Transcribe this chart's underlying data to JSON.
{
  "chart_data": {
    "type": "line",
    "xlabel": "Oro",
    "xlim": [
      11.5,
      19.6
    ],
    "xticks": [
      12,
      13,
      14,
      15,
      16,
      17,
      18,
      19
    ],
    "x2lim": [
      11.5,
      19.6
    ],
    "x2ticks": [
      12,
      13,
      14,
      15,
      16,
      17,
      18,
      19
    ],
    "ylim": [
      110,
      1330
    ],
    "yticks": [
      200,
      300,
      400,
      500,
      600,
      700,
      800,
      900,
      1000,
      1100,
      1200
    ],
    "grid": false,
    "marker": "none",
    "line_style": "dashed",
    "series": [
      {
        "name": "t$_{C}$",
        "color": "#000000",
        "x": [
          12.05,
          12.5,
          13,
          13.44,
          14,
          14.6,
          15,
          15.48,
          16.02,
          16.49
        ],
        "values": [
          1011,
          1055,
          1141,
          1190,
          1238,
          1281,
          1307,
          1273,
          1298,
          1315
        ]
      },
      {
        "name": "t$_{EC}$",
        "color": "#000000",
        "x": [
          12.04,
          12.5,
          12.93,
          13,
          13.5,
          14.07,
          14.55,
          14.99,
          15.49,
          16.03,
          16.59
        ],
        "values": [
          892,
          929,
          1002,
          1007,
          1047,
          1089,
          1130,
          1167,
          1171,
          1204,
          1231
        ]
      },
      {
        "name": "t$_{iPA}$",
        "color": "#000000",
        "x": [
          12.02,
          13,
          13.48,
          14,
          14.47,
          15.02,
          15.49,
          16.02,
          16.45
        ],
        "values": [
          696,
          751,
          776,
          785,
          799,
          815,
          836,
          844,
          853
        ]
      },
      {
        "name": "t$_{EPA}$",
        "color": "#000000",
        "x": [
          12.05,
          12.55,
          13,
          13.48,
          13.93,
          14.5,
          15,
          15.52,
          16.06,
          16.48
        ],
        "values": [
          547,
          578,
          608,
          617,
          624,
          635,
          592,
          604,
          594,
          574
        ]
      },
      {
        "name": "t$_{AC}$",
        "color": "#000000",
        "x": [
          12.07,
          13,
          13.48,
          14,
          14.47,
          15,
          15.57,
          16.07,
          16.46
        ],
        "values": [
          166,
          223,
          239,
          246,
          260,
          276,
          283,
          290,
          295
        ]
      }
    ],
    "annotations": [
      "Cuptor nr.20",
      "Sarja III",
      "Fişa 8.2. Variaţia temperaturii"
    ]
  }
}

--------

- WHAT TO WORK ON
Working from the material above, state how many lines contain "name"; give only the number.

- EXERCISE ANSWER
5